>>

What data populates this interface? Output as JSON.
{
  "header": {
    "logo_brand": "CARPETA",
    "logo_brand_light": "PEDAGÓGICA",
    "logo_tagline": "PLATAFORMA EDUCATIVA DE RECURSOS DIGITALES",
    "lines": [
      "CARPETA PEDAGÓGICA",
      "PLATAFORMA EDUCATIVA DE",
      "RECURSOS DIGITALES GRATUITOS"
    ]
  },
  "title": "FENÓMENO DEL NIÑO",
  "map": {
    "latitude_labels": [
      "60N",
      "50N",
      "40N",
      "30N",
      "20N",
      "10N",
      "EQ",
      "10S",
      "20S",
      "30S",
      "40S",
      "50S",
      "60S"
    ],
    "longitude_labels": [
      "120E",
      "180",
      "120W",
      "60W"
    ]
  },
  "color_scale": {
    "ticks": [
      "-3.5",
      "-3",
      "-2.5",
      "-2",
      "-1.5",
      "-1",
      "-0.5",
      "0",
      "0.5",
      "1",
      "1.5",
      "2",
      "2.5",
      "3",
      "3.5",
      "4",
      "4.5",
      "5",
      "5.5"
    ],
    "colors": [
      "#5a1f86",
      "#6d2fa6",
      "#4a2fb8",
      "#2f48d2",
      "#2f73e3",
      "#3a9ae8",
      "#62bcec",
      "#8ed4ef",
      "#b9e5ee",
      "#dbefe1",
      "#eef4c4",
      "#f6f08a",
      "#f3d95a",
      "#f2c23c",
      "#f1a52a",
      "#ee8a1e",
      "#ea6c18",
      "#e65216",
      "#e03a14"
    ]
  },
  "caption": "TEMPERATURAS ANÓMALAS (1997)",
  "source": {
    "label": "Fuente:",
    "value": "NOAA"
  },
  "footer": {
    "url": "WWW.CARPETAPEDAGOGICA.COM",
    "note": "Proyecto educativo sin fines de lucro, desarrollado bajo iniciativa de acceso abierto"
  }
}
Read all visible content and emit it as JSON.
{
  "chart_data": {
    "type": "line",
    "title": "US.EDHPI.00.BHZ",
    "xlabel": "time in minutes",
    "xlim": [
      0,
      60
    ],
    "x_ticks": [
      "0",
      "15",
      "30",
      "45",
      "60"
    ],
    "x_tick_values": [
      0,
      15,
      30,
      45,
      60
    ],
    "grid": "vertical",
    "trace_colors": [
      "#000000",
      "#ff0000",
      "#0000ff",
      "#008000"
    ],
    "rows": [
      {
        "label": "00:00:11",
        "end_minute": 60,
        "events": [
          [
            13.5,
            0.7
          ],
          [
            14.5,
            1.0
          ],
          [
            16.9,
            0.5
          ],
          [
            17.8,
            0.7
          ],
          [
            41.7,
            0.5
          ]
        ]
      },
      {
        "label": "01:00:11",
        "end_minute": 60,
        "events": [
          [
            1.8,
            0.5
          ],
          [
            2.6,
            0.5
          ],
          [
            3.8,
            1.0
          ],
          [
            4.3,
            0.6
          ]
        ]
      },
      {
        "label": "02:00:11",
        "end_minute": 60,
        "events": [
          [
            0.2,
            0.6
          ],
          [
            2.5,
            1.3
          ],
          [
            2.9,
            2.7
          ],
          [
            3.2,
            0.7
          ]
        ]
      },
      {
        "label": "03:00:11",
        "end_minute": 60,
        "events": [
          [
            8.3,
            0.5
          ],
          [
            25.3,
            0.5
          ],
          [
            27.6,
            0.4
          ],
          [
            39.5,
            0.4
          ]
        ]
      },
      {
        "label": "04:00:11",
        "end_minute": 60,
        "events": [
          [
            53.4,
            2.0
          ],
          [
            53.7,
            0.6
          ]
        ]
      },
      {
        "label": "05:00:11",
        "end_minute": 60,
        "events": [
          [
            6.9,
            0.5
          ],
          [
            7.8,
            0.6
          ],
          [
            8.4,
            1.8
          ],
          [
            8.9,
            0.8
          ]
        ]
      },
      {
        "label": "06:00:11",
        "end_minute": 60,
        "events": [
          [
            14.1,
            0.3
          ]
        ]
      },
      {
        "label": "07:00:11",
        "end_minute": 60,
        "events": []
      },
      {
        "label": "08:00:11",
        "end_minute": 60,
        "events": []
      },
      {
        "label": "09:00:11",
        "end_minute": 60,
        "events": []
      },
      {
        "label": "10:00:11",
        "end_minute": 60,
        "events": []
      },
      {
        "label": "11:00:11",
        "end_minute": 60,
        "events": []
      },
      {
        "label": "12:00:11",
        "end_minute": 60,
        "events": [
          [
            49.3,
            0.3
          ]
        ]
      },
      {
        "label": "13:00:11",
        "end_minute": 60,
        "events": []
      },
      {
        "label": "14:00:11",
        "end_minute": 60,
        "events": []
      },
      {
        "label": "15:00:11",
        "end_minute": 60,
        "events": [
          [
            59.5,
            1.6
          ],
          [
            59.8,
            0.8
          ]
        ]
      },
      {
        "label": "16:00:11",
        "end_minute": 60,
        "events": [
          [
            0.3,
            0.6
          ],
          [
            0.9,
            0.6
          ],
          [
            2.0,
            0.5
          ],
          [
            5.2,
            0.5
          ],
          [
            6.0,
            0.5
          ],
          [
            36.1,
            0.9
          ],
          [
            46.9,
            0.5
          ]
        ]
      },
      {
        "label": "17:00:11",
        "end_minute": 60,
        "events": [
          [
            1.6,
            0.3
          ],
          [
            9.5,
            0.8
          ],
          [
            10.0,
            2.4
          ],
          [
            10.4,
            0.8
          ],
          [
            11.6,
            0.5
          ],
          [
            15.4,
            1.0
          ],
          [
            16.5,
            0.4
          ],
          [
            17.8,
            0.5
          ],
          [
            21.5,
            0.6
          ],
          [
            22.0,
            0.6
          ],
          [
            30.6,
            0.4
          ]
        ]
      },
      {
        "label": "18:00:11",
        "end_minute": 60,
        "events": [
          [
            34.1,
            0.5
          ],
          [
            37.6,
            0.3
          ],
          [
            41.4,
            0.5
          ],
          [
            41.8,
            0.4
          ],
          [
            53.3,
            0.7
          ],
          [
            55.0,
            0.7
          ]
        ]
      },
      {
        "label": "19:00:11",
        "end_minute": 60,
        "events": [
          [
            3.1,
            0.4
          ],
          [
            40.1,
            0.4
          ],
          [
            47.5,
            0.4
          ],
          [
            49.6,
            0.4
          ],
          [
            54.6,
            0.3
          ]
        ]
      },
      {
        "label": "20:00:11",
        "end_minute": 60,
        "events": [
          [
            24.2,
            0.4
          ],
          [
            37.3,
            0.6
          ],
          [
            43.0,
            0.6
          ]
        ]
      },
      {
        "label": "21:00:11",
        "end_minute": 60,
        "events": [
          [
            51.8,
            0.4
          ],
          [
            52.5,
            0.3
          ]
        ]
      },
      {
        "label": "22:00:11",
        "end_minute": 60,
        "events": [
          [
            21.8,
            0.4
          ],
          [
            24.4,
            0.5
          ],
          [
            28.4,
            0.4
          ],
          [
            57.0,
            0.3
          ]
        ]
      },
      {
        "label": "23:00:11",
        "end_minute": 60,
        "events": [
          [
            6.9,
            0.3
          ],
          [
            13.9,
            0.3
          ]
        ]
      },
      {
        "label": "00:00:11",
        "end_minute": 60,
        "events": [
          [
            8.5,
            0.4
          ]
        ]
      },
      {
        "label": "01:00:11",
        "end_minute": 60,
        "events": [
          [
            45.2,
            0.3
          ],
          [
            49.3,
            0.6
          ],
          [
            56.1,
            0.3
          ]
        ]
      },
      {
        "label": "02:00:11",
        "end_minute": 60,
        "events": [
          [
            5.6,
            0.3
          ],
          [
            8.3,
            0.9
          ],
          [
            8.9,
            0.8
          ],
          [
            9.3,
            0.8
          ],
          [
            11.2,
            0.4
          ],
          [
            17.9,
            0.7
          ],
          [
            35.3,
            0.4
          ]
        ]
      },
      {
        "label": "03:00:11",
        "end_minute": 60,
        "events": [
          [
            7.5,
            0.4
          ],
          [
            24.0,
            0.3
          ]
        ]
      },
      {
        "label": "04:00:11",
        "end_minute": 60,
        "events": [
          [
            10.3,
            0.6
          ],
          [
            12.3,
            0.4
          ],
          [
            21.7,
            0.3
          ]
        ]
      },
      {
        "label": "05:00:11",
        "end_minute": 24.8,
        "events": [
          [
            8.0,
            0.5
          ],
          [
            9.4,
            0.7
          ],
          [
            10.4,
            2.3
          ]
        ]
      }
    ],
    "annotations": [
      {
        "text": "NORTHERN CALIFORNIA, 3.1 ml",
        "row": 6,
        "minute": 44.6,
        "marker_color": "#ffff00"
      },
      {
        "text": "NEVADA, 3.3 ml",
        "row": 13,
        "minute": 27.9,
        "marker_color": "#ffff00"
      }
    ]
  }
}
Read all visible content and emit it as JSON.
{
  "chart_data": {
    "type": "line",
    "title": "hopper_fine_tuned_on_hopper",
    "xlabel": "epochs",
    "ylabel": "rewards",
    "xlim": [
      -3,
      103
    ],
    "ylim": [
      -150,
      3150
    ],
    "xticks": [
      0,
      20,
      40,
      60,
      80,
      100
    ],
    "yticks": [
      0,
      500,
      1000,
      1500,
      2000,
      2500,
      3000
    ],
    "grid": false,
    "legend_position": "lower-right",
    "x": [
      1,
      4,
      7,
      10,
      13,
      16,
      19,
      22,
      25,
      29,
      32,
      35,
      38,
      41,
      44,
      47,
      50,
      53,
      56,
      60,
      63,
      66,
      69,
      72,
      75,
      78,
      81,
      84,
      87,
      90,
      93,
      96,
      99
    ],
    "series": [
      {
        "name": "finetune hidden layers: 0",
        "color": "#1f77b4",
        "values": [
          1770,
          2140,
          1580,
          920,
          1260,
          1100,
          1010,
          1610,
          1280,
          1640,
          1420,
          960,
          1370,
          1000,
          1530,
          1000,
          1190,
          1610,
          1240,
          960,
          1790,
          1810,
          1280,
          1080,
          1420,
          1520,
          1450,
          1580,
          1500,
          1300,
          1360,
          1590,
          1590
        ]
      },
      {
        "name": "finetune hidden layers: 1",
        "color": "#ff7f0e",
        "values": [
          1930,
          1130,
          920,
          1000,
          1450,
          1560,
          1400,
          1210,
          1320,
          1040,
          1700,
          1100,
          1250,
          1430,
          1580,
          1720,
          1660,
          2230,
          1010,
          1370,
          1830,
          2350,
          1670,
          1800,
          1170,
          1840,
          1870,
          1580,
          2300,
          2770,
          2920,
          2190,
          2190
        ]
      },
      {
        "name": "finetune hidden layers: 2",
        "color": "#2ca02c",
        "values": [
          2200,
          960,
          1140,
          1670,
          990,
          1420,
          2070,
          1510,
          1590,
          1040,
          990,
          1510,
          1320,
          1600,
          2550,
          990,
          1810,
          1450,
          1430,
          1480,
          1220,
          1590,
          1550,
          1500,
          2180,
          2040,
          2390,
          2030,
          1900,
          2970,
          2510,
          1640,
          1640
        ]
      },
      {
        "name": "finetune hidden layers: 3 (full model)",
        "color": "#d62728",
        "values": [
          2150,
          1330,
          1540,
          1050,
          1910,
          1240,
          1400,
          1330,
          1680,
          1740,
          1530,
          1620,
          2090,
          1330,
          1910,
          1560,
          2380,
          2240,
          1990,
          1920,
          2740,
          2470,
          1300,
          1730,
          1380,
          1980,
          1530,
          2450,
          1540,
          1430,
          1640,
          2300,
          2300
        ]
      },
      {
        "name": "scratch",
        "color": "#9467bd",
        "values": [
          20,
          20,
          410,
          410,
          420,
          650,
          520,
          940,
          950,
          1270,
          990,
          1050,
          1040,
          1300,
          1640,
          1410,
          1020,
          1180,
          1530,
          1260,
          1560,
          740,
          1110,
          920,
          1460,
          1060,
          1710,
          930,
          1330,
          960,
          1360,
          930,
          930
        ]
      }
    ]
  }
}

<<

EXERCISE DETAILS | Using the listing above, show each line holding the string "name".

FINAL ANSWER |
        "name": "finetune hidden layers: 0",
        "name": "finetune hidden layers: 1",
        "name": "finetune hidden layers: 2",
        "name": "finetune hidden layers: 3 (full model)",
        "name": "scratch",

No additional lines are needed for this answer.